* Dataset entries:
— start —
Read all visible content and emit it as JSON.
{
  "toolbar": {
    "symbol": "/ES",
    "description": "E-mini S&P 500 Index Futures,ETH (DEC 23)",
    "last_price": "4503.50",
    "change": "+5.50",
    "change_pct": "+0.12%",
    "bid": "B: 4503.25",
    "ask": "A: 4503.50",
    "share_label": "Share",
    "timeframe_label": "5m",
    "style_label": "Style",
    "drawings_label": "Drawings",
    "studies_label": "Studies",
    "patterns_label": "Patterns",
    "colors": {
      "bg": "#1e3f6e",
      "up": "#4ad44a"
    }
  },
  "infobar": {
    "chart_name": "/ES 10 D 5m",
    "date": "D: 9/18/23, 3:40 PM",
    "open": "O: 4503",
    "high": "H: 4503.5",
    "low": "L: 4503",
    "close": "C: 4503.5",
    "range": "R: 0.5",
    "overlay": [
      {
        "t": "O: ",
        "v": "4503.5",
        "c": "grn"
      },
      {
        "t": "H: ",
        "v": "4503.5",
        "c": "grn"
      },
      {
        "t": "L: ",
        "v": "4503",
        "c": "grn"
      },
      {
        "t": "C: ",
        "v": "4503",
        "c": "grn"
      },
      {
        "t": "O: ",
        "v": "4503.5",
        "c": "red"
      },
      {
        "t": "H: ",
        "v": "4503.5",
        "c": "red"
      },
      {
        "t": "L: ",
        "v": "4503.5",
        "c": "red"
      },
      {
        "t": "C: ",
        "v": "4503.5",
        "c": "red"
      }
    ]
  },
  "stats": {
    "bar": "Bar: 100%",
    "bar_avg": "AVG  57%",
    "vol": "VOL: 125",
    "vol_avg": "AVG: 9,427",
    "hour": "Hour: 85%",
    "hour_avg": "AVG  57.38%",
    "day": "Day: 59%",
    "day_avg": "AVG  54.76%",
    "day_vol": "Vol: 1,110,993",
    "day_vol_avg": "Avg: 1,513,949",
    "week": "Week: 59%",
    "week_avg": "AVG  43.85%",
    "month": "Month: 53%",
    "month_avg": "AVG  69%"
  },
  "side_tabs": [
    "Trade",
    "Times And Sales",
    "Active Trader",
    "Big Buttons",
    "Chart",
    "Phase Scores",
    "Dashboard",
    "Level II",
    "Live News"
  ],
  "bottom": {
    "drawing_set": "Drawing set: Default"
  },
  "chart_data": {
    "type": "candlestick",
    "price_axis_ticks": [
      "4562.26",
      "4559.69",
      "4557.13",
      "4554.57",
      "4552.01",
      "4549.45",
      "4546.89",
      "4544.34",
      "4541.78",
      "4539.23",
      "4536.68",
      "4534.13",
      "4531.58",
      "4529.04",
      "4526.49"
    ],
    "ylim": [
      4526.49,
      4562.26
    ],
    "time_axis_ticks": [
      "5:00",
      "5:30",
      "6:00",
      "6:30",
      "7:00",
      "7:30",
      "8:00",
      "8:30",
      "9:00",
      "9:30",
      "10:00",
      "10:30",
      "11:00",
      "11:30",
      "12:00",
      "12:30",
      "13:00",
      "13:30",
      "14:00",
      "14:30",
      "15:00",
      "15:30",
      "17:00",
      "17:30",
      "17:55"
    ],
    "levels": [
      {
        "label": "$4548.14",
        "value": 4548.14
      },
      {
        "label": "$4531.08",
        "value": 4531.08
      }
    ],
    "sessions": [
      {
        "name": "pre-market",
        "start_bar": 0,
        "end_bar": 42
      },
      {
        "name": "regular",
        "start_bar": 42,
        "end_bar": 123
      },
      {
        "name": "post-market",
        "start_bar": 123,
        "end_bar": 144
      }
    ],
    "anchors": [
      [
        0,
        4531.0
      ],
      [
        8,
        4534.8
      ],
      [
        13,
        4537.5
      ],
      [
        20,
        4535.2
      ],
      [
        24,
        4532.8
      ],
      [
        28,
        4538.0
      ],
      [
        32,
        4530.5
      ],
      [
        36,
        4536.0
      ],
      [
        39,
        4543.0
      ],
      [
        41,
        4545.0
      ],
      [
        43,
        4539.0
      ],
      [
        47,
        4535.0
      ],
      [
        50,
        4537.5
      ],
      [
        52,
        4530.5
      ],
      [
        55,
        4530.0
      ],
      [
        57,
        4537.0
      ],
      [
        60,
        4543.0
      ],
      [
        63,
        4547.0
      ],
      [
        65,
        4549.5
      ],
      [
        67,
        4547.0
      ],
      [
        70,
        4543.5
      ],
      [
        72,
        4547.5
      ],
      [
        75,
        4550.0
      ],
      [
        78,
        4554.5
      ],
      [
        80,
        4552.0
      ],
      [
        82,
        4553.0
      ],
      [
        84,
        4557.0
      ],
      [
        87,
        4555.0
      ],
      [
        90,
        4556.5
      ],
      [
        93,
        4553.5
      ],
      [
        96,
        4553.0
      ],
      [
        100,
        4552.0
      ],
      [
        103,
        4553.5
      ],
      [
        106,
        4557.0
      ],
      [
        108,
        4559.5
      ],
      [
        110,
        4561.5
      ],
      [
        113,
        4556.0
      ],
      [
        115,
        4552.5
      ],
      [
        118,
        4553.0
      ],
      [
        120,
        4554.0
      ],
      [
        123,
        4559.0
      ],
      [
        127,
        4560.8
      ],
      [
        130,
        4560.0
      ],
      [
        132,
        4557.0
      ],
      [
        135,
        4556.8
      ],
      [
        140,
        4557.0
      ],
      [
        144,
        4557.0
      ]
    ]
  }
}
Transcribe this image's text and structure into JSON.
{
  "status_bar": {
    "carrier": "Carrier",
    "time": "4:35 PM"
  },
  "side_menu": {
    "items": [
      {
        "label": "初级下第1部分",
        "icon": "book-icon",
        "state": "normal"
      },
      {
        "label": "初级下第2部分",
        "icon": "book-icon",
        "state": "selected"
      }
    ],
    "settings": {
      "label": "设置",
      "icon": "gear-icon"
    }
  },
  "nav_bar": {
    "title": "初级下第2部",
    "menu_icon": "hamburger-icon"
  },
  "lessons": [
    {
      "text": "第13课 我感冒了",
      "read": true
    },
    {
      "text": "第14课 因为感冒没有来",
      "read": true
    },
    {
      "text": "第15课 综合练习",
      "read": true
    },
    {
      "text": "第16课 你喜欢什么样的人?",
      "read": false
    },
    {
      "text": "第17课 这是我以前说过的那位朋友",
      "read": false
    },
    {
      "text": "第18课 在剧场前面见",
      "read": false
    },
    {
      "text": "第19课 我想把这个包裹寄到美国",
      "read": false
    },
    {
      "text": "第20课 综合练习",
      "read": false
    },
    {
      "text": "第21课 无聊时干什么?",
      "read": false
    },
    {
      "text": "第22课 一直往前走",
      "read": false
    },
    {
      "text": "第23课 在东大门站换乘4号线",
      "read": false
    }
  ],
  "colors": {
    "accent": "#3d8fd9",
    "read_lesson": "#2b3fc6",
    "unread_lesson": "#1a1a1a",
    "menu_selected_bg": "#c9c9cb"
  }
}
— end —
* What is asked: Print every entry exactly as written.

* Task response:
Read all visible content and emit it as JSON.
{
  "toolbar": {
    "symbol": "/ES",
    "description": "E-mini S&P 500 Index Futures,ETH (DEC 23)",
    "last_price": "4503.50",
    "change": "+5.50",
    "change_pct": "+0.12%",
    "bid": "B: 4503.25",
    "ask": "A: 4503.50",
    "share_label": "Share",
    "timeframe_label": "5m",
    "style_label": "Style",
    "drawings_label": "Drawings",
    "studies_label": "Studies",
    "patterns_label": "Patterns",
    "colors": {
      "bg": "#1e3f6e",
      "up": "#4ad44a"
    }
  },
  "infobar": {
    "chart_name": "/ES 10 D 5m",
    "date": "D: 9/18/23, 3:40 PM",
    "open": "O: 4503",
    "high": "H: 4503.5",
    "low": "L: 4503",
    "close": "C: 4503.5",
    "range": "R: 0.5",
    "overlay": [
      {
        "t": "O: ",
        "v": "4503.5",
        "c": "grn"
      },
      {
        "t": "H: ",
        "v": "4503.5",
        "c": "grn"
      },
      {
        "t": "L: ",
        "v": "4503",
        "c": "grn"
      },
      {
        "t": "C: ",
        "v": "4503",
        "c": "grn"
      },
      {
        "t": "O: ",
        "v": "4503.5",
        "c": "red"
      },
      {
        "t": "H: ",
        "v": "4503.5",
        "c": "red"
      },
      {
        "t": "L: ",
        "v": "4503.5",
        "c": "red"
      },
      {
        "t": "C: ",
        "v": "4503.5",
        "c": "red"
      }
    ]
  },
  "stats": {
    "bar": "Bar: 100%",
    "bar_avg": "AVG  57%",
    "vol": "VOL: 125",
    "vol_avg": "AVG: 9,427",
    "hour": "Hour: 85%",
    "hour_avg": "AVG  57.38%",
    "day": "Day: 59%",
    "day_avg": "AVG  54.76%",
    "day_vol": "Vol: 1,110,993",
    "day_vol_avg": "Avg: 1,513,949",
    "week": "Week: 59%",
    "week_avg": "AVG  43.85%",
    "month": "Month: 53%",
    "month_avg": "AVG  69%"
  },
  "side_tabs": [
    "Trade",
    "Times And Sales",
    "Active Trader",
    "Big Buttons",
    "Chart",
    "Phase Scores",
    "Dashboard",
    "Level II",
    "Live News"
  ],
  "bottom": {
    "drawing_set": "Drawing set: Default"
  },
  "chart_data": {
    "type": "candlestick",
    "price_axis_ticks": [
      "4562.26",
      "4559.69",
      "4557.13",
      "4554.57",
      "4552.01",
      "4549.45",
      "4546.89",
      "4544.34",
      "4541.78",
      "4539.23",
      "4536.68",
      "4534.13",
      "4531.58",
      "4529.04",
      "4526.49"
    ],
    "ylim": [
      4526.49,
      4562.26
    ],
    "time_axis_ticks": [
      "5:00",
      "5:30",
      "6:00",
      "6:30",
      "7:00",
      "7:30",
      "8:00",
      "8:30",
      "9:00",
      "9:30",
      "10:00",
      "10:30",
      "11:00",
      "11:30",
      "12:00",
      "12:30",
      "13:00",
      "13:30",
      "14:00",
      "14:30",
      "15:00",
      "15:30",
      "17:00",
      "17:30",
      "17:55"
    ],
    "levels": [
      {
        "label": "$4548.14",
        "value": 4548.14
      },
      {
        "label": "$4531.08",
        "value": 4531.08
      }
    ],
    "sessions": [
      {
        "name": "pre-market",
        "start_bar": 0,
        "end_bar": 42
      },
      {
        "name": "regular",
        "start_bar": 42,
        "end_bar": 123
      },
      {
        "name": "post-market",
        "start_bar": 123,
        "end_bar": 144
      }
    ],
    "anchors": [
      [
        0,
        4531.0
      ],
      [
        8,
        4534.8
      ],
      [
        13,
        4537.5
      ],
      [
        20,
        4535.2
      ],
      [
        24,
        4532.8
      ],
      [
        28,
        4538.0
      ],
      [
        32,
        4530.5
      ],
      [
        36,
        4536.0
      ],
      [
        39,
        4543.0
      ],
      [
        41,
        4545.0
      ],
      [
        43,
        4539.0
      ],
      [
        47,
        4535.0
      ],
      [
        50,
        4537.5
      ],
      [
        52,
        4530.5
      ],
      [
        55,
        4530.0
      ],
      [
        57,
        4537.0
      ],
      [
        60,
        4543.0
      ],
      [
        63,
        4547.0
      ],
      [
        65,
        4549.5
      ],
      [
        67,
        4547.0
      ],
      [
        70,
        4543.5
      ],
      [
        72,
        4547.5
      ],
      [
        75,
        4550.0
      ],
      [
        78,
        4554.5
      ],
      [
        80,
        4552.0
      ],
      [
        82,
        4553.0
      ],
      [
        84,
        4557.0
      ],
      [
        87,
        4555.0
      ],
      [
        90,
        4556.5
      ],
      [
        93,
        4553.5
      ],
      [
        96,
        4553.0
      ],
      [
        100,
        4552.0
      ],
      [
        103,
        4553.5
      ],
      [
        106,
        4557.0
      ],
      [
        108,
        4559.5
      ],
      [
        110,
        4561.5
      ],
      [
        113,
        4556.0
      ],
      [
        115,
        4552.5
      ],
      [
        118,
        4553.0
      ],
      [
        120,
        4554.0
      ],
      [
        123,
        4559.0
      ],
      [
        127,
        4560.8
      ],
      [
        130,
        4560.0
      ],
      [
        132,
        4557.0
      ],
      [
        135,
        4556.8
      ],
      [
        140,
        4557.0
      ],
      [
        144,
        4557.0
      ]
    ]
  }
}
Transcribe this image's text and structure into JSON.
{
  "status_bar": {
    "carrier": "Carrier",
    "time": "4:35 PM"
  },
  "side_menu": {
    "items": [
      {
        "label": "初级下第1部分",
        "icon": "book-icon",
        "state": "normal"
      },
      {
        "label": "初级下第2部分",
        "icon": "book-icon",
        "state": "selected"
      }
    ],
    "settings": {
      "label": "设置",
      "icon": "gear-icon"
    }
  },
  "nav_bar": {
    "title": "初级下第2部",
    "menu_icon": "hamburger-icon"
  },
  "lessons": [
    {
      "text": "第13课 我感冒了",
      "read": true
    },
    {
      "text": "第14课 因为感冒没有来",
      "read": true
    },
    {
      "text": "第15课 综合练习",
      "read": true
    },
    {
      "text": "第16课 你喜欢什么样的人?",
      "read": false
    },
    {
      "text": "第17课 这是我以前说过的那位朋友",
      "read": false
    },
    {
      "text": "第18课 在剧场前面见",
      "read": false
    },
    {
      "text": "第19课 我想把这个包裹寄到美国",
      "read": false
    },
    {
      "text": "第20课 综合练习",
      "read": false
    },
    {
      "text": "第21课 无聊时干什么?",
      "read": false
    },
    {
      "text": "第22课 一直往前走",
      "read": false
    },
    {
      "text": "第23课 在东大门站换乘4号线",
      "read": false
    }
  ],
  "colors": {
    "accent": "#3d8fd9",
    "read_lesson": "#2b3fc6",
    "unread_lesson": "#1a1a1a",
    "menu_selected_bg": "#c9c9cb"
  }
}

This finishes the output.